▸ Records for processing
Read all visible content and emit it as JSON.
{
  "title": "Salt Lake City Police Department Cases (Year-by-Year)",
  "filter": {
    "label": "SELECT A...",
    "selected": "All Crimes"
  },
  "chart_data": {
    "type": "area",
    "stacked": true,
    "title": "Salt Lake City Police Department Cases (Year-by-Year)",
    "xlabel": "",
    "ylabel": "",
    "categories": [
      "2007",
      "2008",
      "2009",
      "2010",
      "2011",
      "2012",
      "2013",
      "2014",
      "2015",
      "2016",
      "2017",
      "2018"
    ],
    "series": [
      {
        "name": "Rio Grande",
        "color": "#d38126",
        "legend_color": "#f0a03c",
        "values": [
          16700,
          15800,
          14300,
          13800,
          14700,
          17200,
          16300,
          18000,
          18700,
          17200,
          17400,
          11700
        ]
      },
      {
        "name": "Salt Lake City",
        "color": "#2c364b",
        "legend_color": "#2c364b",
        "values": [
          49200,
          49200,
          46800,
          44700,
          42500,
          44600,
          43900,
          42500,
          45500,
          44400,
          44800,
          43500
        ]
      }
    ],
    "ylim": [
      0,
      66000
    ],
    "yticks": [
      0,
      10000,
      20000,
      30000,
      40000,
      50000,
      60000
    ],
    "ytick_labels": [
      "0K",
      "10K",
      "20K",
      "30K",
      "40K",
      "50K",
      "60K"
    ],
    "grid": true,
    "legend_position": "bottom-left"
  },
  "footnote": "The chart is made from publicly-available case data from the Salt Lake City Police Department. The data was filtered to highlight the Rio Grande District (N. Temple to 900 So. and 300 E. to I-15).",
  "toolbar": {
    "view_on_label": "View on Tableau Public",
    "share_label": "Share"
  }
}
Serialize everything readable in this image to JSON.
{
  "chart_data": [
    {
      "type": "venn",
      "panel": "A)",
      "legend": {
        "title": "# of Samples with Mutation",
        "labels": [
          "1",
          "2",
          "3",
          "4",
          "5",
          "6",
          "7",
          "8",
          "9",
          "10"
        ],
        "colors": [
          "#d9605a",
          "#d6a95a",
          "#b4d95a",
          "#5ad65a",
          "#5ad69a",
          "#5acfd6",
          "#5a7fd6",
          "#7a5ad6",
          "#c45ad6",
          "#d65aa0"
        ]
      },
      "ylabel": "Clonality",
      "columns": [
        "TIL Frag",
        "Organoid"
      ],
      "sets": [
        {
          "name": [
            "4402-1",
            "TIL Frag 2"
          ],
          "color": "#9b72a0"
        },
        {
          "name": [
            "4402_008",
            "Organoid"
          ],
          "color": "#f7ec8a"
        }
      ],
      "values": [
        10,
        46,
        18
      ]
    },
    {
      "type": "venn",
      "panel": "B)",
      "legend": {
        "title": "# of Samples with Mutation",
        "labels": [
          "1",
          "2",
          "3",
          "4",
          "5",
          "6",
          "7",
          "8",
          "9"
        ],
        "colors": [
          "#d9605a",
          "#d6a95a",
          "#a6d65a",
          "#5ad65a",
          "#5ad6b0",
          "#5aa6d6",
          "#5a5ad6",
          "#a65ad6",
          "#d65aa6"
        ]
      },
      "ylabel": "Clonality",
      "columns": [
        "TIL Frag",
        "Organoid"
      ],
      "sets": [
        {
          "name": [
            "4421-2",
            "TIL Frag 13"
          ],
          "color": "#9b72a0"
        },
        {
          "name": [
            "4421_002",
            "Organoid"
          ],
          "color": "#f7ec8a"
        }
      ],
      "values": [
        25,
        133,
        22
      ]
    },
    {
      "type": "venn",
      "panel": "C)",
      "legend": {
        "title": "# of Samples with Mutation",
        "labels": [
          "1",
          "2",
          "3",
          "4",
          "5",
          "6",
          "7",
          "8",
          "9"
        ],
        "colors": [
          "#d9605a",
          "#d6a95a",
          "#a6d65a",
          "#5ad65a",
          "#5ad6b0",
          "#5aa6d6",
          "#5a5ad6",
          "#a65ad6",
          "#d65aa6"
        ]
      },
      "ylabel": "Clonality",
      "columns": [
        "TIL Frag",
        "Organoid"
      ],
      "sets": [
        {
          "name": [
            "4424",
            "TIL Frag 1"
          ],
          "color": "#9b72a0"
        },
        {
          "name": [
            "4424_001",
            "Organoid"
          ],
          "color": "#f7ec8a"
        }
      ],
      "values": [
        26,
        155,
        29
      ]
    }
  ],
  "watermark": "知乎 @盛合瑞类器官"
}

▸ Aim of the exercise
Reproduce the records above exactly.

▸ Worked solution
Read all visible content and emit it as JSON.
{
  "title": "Salt Lake City Police Department Cases (Year-by-Year)",
  "filter": {
    "label": "SELECT A...",
    "selected": "All Crimes"
  },
  "chart_data": {
    "type": "area",
    "stacked": true,
    "title": "Salt Lake City Police Department Cases (Year-by-Year)",
    "xlabel": "",
    "ylabel": "",
    "categories": [
      "2007",
      "2008",
      "2009",
      "2010",
      "2011",
      "2012",
      "2013",
      "2014",
      "2015",
      "2016",
      "2017",
      "2018"
    ],
    "series": [
      {
        "name": "Rio Grande",
        "color": "#d38126",
        "legend_color": "#f0a03c",
        "values": [
          16700,
          15800,
          14300,
          13800,
          14700,
          17200,
          16300,
          18000,
          18700,
          17200,
          17400,
          11700
        ]
      },
      {
        "name": "Salt Lake City",
        "color": "#2c364b",
        "legend_color": "#2c364b",
        "values": [
          49200,
          49200,
          46800,
          44700,
          42500,
          44600,
          43900,
          42500,
          45500,
          44400,
          44800,
          43500
        ]
      }
    ],
    "ylim": [
      0,
      66000
    ],
    "yticks": [
      0,
      10000,
      20000,
      30000,
      40000,
      50000,
      60000
    ],
    "ytick_labels": [
      "0K",
      "10K",
      "20K",
      "30K",
      "40K",
      "50K",
      "60K"
    ],
    "grid": true,
    "legend_position": "bottom-left"
  },
  "footnote": "The chart is made from publicly-available case data from the Salt Lake City Police Department. The data was filtered to highlight the Rio Grande District (N. Temple to 900 So. and 300 E. to I-15).",
  "toolbar": {
    "view_on_label": "View on Tableau Public",
    "share_label": "Share"
  }
}
Serialize everything readable in this image to JSON.
{
  "chart_data": [
    {
      "type": "venn",
      "panel": "A)",
      "legend": {
        "title": "# of Samples with Mutation",
        "labels": [
          "1",
          "2",
          "3",
          "4",
          "5",
          "6",
          "7",
          "8",
          "9",
          "10"
        ],
        "colors": [
          "#d9605a",
          "#d6a95a",
          "#b4d95a",
          "#5ad65a",
          "#5ad69a",
          "#5acfd6",
          "#5a7fd6",
          "#7a5ad6",
          "#c45ad6",
          "#d65aa0"
        ]
      },
      "ylabel": "Clonality",
      "columns": [
        "TIL Frag",
        "Organoid"
      ],
      "sets": [
        {
          "name": [
            "4402-1",
            "TIL Frag 2"
          ],
          "color": "#9b72a0"
        },
        {
          "name": [
            "4402_008",
            "Organoid"
          ],
          "color": "#f7ec8a"
        }
      ],
      "values": [
        10,
        46,
        18
      ]
    },
    {
      "type": "venn",
      "panel": "B)",
      "legend": {
        "title": "# of Samples with Mutation",
        "labels": [
          "1",
          "2",
          "3",
          "4",
          "5",
          "6",
          "7",
          "8",
          "9"
        ],
        "colors": [
          "#d9605a",
          "#d6a95a",
          "#a6d65a",
          "#5ad65a",
          "#5ad6b0",
          "#5aa6d6",
          "#5a5ad6",
          "#a65ad6",
          "#d65aa6"
        ]
      },
      "ylabel": "Clonality",
      "columns": [
        "TIL Frag",
        "Organoid"
      ],
      "sets": [
        {
          "name": [
            "4421-2",
            "TIL Frag 13"
          ],
          "color": "#9b72a0"
        },
        {
          "name": [
            "4421_002",
            "Organoid"
          ],
          "color": "#f7ec8a"
        }
      ],
      "values": [
        25,
        133,
        22
      ]
    },
    {
      "type": "venn",
      "panel": "C)",
      "legend": {
        "title": "# of Samples with Mutation",
        "labels": [
          "1",
          "2",
          "3",
          "4",
          "5",
          "6",
          "7",
          "8",
          "9"
        ],
        "colors": [
          "#d9605a",
          "#d6a95a",
          "#a6d65a",
          "#5ad65a",
          "#5ad6b0",
          "#5aa6d6",
          "#5a5ad6",
          "#a65ad6",
          "#d65aa6"
        ]
      },
      "ylabel": "Clonality",
      "columns": [
        "TIL Frag",
        "Organoid"
      ],
      "sets": [
        {
          "name": [
            "4424",
            "TIL Frag 1"
          ],
          "color": "#9b72a0"
        },
        {
          "name": [
            "4424_001",
            "Organoid"
          ],
          "color": "#f7ec8a"
        }
      ],
      "values": [
        26,
        155,
        29
      ]
    }
  ],
  "watermark": "知乎 @盛合瑞类器官"
}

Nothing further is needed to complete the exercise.